◆ **Directive**: The listing below must be repeated word for word, with its images excluded.

A block of data:
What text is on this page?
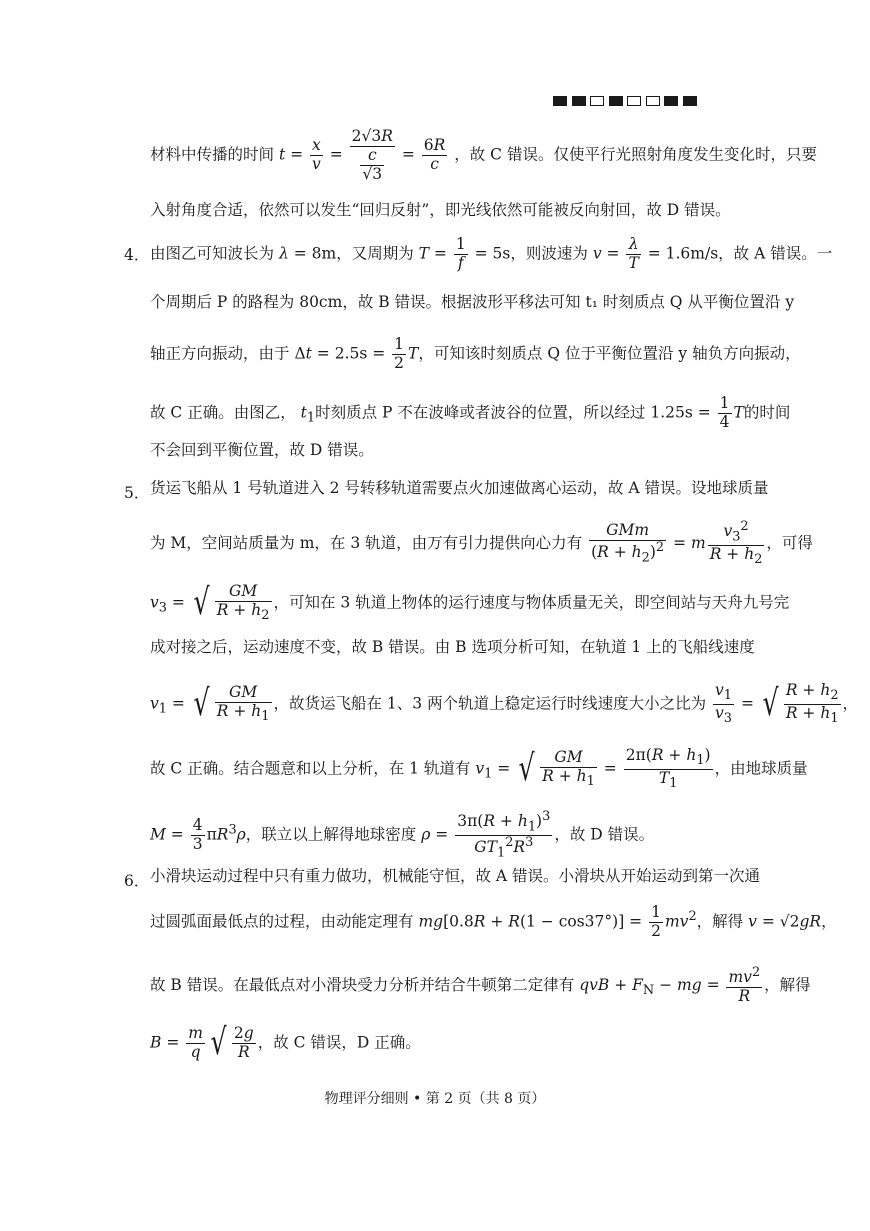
材料中传播的时间 $t = \frac{x}{v} = \frac{2√3R}{\frac{c}{√3}} = \frac{6R}{c}$ ，故 C 错误。仅使平行光照射角度发生变化时，只要
入射角度合适，依然可以发生“回归反射”，即光线依然可能被反向射回，故 D 错误。
4． 由图乙可知波长为 λ = 8m，又周期为 $T = \frac{1}{f} = 5s$，则波速为 $v = \frac{\lambda}{T} = 1.6m/s$，故 A 错误。一
个周期后 P 的路程为 80cm，故 B 错误。根据波形平移法可知 t₁ 时刻质点 Q 从平衡位置沿 y
轴正方向振动，由于 $\Delta t = 2.5s = \frac{1}{2}$ T，可知该时刻质点 Q 位于平衡位置沿 y 轴负方向振动，
故 C 正确。由图乙， $t_1$时刻质点 P 不在波峰或者波谷的位置，所以经过 $1.25s = \frac{1}{4}$ T的时间
不会回到平衡位置，故 D 错误。
5． 货运飞船从 1 号轨道进入 2 号转移轨道需要点火加速做离心运动，故 A 错误。设地球质量
为 M，空间站质量为 m，在 3 轨道，由万有引力提供向心力有 $\frac{\text{GMm}}{(R + h_2)^2} = m \frac{v_3^2}{R + h_2}$ ，可得
$v_3$ = √ $\frac{GM}{R + h_2}$ ，可知在 3 轨道上物体的运行速度与物体质量无关，即空间站与天舟九号完
成对接之后，运动速度不变，故 B 错误。由 B 选项分析可知，在轨道 1 上的飞船线速度
$v_1$ = √ $\frac{GM}{R + h_1}$ ，故货运飞船在 1、3 两个轨道上稳定运行时线速度大小之比为 $\frac{v_1}{v_3}$ = √ $\frac{R + h_2}{R + h_1}$ ，
故 C 正确。结合题意和以上分析，在 1 轨道有 $v_1$ = √ $\frac{GM}{R + h_1} = \frac{2\pi(R + h_1)}{T_1}$ ，由地球质量
$M = \frac{4}{3} \pi R^3\rho$，联立以上解得地球密度 $\rho = \frac{3\pi(R + h_1)^3}{GT_1^2R^3}$ ，故 D 错误。
6． 小滑块运动过程中只有重力做功，机械能守恒，故 A 错误。小滑块从开始运动到第一次通
过圆弧面最低点的过程，由动能定理有 $mg[0.8R + R(1 - \cos 37^\circ)] = \frac{1}{2} mv^2$，解得 v = √2gR，
故 B 错误。在最低点对小滑块受力分析并结合牛顿第二定律有 qvB + $F_N$ − mg = $\frac{mv^2}{R}$ ，解得
$B = \frac{m}{q}$ √ $\frac{2g}{R}$ ，故 C 错误，D 正确。
物理评分细则 • 第 2 页（共 8 页）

◆ **Answer to this problem**:
What text is on this page?
材料中传播的时间 $t = \frac{x}{v} = \frac{2√3R}{\frac{c}{√3}} = \frac{6R}{c}$ ，故 C 错误。仅使平行光照射角度发生变化时，只要
入射角度合适，依然可以发生“回归反射”，即光线依然可能被反向射回，故 D 错误。
4． 由图乙可知波长为 λ = 8m，又周期为 $T = \frac{1}{f} = 5s$，则波速为 $v = \frac{\lambda}{T} = 1.6m/s$，故 A 错误。一
个周期后 P 的路程为 80cm，故 B 错误。根据波形平移法可知 t₁ 时刻质点 Q 从平衡位置沿 y
轴正方向振动，由于 $\Delta t = 2.5s = \frac{1}{2}$ T，可知该时刻质点 Q 位于平衡位置沿 y 轴负方向振动，
故 C 正确。由图乙， $t_1$时刻质点 P 不在波峰或者波谷的位置，所以经过 $1.25s = \frac{1}{4}$ T的时间
不会回到平衡位置，故 D 错误。
5． 货运飞船从 1 号轨道进入 2 号转移轨道需要点火加速做离心运动，故 A 错误。设地球质量
为 M，空间站质量为 m，在 3 轨道，由万有引力提供向心力有 $\frac{\text{GMm}}{(R + h_2)^2} = m \frac{v_3^2}{R + h_2}$ ，可得
$v_3$ = √ $\frac{GM}{R + h_2}$ ，可知在 3 轨道上物体的运行速度与物体质量无关，即空间站与天舟九号完
成对接之后，运动速度不变，故 B 错误。由 B 选项分析可知，在轨道 1 上的飞船线速度
$v_1$ = √ $\frac{GM}{R + h_1}$ ，故货运飞船在 1、3 两个轨道上稳定运行时线速度大小之比为 $\frac{v_1}{v_3}$ = √ $\frac{R + h_2}{R + h_1}$ ，
故 C 正确。结合题意和以上分析，在 1 轨道有 $v_1$ = √ $\frac{GM}{R + h_1} = \frac{2\pi(R + h_1)}{T_1}$ ，由地球质量
$M = \frac{4}{3} \pi R^3\rho$，联立以上解得地球密度 $\rho = \frac{3\pi(R + h_1)^3}{GT_1^2R^3}$ ，故 D 错误。
6． 小滑块运动过程中只有重力做功，机械能守恒，故 A 错误。小滑块从开始运动到第一次通
过圆弧面最低点的过程，由动能定理有 $mg[0.8R + R(1 - \cos 37^\circ)] = \frac{1}{2} mv^2$，解得 v = √2gR，
故 B 错误。在最低点对小滑块受力分析并结合牛顿第二定律有 qvB + $F_N$ − mg = $\frac{mv^2}{R}$ ，解得
$B = \frac{m}{q}$ √ $\frac{2g}{R}$ ，故 C 错误，D 正确。
物理评分细则 • 第 2 页（共 8 页）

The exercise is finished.